Nothing in the data should change when you return it, but leave the pictures out.

MATERIAL PROVIDED
::::

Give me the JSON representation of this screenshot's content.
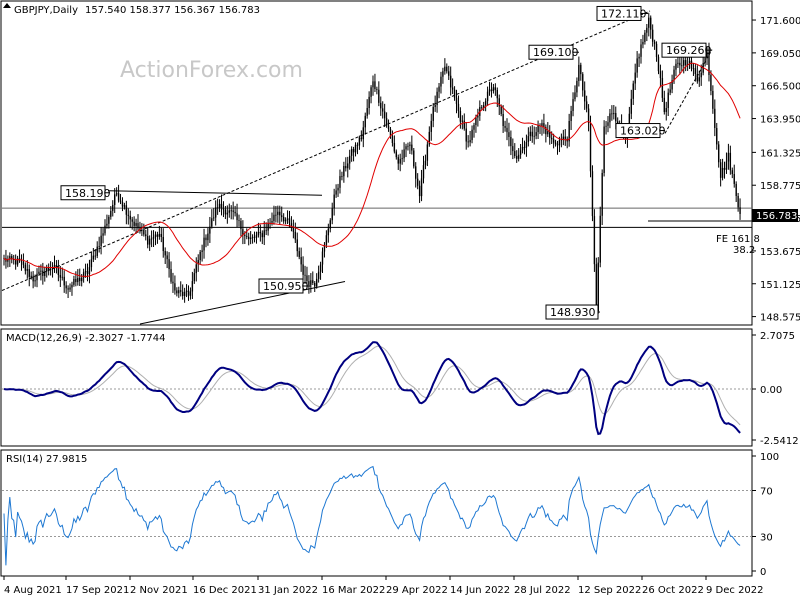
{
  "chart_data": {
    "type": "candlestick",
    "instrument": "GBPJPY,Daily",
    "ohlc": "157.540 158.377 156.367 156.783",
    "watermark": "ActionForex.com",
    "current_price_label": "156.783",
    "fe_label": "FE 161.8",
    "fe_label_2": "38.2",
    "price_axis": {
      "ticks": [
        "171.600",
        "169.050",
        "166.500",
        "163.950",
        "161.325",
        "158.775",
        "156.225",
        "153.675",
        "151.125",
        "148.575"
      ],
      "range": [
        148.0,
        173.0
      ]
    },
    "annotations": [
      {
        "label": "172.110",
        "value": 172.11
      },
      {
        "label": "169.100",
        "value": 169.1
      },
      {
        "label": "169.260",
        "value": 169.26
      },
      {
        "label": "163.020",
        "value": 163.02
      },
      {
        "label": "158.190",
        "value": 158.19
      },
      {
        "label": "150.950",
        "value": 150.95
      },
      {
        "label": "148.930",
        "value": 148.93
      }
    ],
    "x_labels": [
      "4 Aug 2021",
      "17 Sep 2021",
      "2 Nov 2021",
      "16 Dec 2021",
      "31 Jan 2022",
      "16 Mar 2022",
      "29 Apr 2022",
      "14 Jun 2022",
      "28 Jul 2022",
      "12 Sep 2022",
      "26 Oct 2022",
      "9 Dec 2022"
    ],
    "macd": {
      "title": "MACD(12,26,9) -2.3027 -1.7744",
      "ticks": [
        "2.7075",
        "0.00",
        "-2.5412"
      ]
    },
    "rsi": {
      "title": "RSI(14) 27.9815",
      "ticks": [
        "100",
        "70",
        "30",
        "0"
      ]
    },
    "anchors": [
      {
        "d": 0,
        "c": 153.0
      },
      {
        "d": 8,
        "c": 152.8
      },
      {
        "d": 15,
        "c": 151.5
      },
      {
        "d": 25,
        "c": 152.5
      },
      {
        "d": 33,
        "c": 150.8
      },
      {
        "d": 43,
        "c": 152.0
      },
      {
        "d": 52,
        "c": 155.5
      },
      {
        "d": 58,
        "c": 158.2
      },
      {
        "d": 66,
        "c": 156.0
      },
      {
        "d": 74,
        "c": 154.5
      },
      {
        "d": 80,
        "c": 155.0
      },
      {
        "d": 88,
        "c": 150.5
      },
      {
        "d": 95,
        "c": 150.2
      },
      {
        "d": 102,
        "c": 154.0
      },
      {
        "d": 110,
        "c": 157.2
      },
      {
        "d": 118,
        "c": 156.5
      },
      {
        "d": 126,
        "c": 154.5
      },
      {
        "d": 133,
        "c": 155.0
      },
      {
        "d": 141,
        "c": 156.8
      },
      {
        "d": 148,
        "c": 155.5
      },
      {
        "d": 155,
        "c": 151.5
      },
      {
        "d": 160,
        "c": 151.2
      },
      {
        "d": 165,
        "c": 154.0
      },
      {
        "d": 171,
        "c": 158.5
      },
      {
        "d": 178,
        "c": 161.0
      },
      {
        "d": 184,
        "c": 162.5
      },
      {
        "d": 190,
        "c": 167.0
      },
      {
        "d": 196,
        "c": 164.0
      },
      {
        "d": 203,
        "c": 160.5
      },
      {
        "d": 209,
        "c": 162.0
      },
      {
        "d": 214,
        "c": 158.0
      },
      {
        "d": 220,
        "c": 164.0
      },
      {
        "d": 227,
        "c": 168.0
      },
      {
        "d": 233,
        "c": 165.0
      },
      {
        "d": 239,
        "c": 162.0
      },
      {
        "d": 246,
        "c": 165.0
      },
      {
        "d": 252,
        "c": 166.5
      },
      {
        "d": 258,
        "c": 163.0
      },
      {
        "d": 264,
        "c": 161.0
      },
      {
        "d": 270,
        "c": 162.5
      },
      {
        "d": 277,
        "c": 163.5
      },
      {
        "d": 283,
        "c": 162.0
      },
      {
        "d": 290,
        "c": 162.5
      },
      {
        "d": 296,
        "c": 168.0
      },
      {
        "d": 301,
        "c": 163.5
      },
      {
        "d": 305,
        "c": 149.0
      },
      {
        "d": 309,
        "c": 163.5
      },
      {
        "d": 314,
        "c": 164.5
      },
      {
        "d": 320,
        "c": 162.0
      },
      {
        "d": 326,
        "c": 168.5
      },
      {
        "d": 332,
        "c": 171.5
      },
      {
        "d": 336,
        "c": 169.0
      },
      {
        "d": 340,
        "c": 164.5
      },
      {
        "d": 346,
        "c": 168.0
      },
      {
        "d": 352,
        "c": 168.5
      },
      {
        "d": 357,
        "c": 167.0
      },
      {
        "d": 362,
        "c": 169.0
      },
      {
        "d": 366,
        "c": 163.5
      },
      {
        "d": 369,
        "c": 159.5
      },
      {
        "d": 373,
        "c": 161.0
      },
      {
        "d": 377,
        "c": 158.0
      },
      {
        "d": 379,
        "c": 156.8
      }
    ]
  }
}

::::

OUTPUT OF THE EXERCISE
Give me the JSON representation of this screenshot's content.
{
  "chart_data": {
    "type": "candlestick",
    "instrument": "GBPJPY,Daily",
    "ohlc": "157.540 158.377 156.367 156.783",
    "watermark": "ActionForex.com",
    "current_price_label": "156.783",
    "fe_label": "FE 161.8",
    "fe_label_2": "38.2",
    "price_axis": {
      "ticks": [
        "171.600",
        "169.050",
        "166.500",
        "163.950",
        "161.325",
        "158.775",
        "156.225",
        "153.675",
        "151.125",
        "148.575"
      ],
      "range": [
        148.0,
        173.0
      ]
    },
    "annotations": [
      {
        "label": "172.110",
        "value": 172.11
      },
      {
        "label": "169.100",
        "value": 169.1
      },
      {
        "label": "169.260",
        "value": 169.26
      },
      {
        "label": "163.020",
        "value": 163.02
      },
      {
        "label": "158.190",
        "value": 158.19
      },
      {
        "label": "150.950",
        "value": 150.95
      },
      {
        "label": "148.930",
        "value": 148.93
      }
    ],
    "x_labels": [
      "4 Aug 2021",
      "17 Sep 2021",
      "2 Nov 2021",
      "16 Dec 2021",
      "31 Jan 2022",
      "16 Mar 2022",
      "29 Apr 2022",
      "14 Jun 2022",
      "28 Jul 2022",
      "12 Sep 2022",
      "26 Oct 2022",
      "9 Dec 2022"
    ],
    "macd": {
      "title": "MACD(12,26,9) -2.3027 -1.7744",
      "ticks": [
        "2.7075",
        "0.00",
        "-2.5412"
      ]
    },
    "rsi": {
      "title": "RSI(14) 27.9815",
      "ticks": [
        "100",
        "70",
        "30",
        "0"
      ]
    },
    "anchors": [
      {
        "d": 0,
        "c": 153.0
      },
      {
        "d": 8,
        "c": 152.8
      },
      {
        "d": 15,
        "c": 151.5
      },
      {
        "d": 25,
        "c": 152.5
      },
      {
        "d": 33,
        "c": 150.8
      },
      {
        "d": 43,
        "c": 152.0
      },
      {
        "d": 52,
        "c": 155.5
      },
      {
        "d": 58,
        "c": 158.2
      },
      {
        "d": 66,
        "c": 156.0
      },
      {
        "d": 74,
        "c": 154.5
      },
      {
        "d": 80,
        "c": 155.0
      },
      {
        "d": 88,
        "c": 150.5
      },
      {
        "d": 95,
        "c": 150.2
      },
      {
        "d": 102,
        "c": 154.0
      },
      {
        "d": 110,
        "c": 157.2
      },
      {
        "d": 118,
        "c": 156.5
      },
      {
        "d": 126,
        "c": 154.5
      },
      {
        "d": 133,
        "c": 155.0
      },
      {
        "d": 141,
        "c": 156.8
      },
      {
        "d": 148,
        "c": 155.5
      },
      {
        "d": 155,
        "c": 151.5
      },
      {
        "d": 160,
        "c": 151.2
      },
      {
        "d": 165,
        "c": 154.0
      },
      {
        "d": 171,
        "c": 158.5
      },
      {
        "d": 178,
        "c": 161.0
      },
      {
        "d": 184,
        "c": 162.5
      },
      {
        "d": 190,
        "c": 167.0
      },
      {
        "d": 196,
        "c": 164.0
      },
      {
        "d": 203,
        "c": 160.5
      },
      {
        "d": 209,
        "c": 162.0
      },
      {
        "d": 214,
        "c": 158.0
      },
      {
        "d": 220,
        "c": 164.0
      },
      {
        "d": 227,
        "c": 168.0
      },
      {
        "d": 233,
        "c": 165.0
      },
      {
        "d": 239,
        "c": 162.0
      },
      {
        "d": 246,
        "c": 165.0
      },
      {
        "d": 252,
        "c": 166.5
      },
      {
        "d": 258,
        "c": 163.0
      },
      {
        "d": 264,
        "c": 161.0
      },
      {
        "d": 270,
        "c": 162.5
      },
      {
        "d": 277,
        "c": 163.5
      },
      {
        "d": 283,
        "c": 162.0
      },
      {
        "d": 290,
        "c": 162.5
      },
      {
        "d": 296,
        "c": 168.0
      },
      {
        "d": 301,
        "c": 163.5
      },
      {
        "d": 305,
        "c": 149.0
      },
      {
        "d": 309,
        "c": 163.5
      },
      {
        "d": 314,
        "c": 164.5
      },
      {
        "d": 320,
        "c": 162.0
      },
      {
        "d": 326,
        "c": 168.5
      },
      {
        "d": 332,
        "c": 171.5
      },
      {
        "d": 336,
        "c": 169.0
      },
      {
        "d": 340,
        "c": 164.5
      },
      {
        "d": 346,
        "c": 168.0
      },
      {
        "d": 352,
        "c": 168.5
      },
      {
        "d": 357,
        "c": 167.0
      },
      {
        "d": 362,
        "c": 169.0
      },
      {
        "d": 366,
        "c": 163.5
      },
      {
        "d": 369,
        "c": 159.5
      },
      {
        "d": 373,
        "c": 161.0
      },
      {
        "d": 377,
        "c": 158.0
      },
      {
        "d": 379,
        "c": 156.8
      }
    ]
  }
}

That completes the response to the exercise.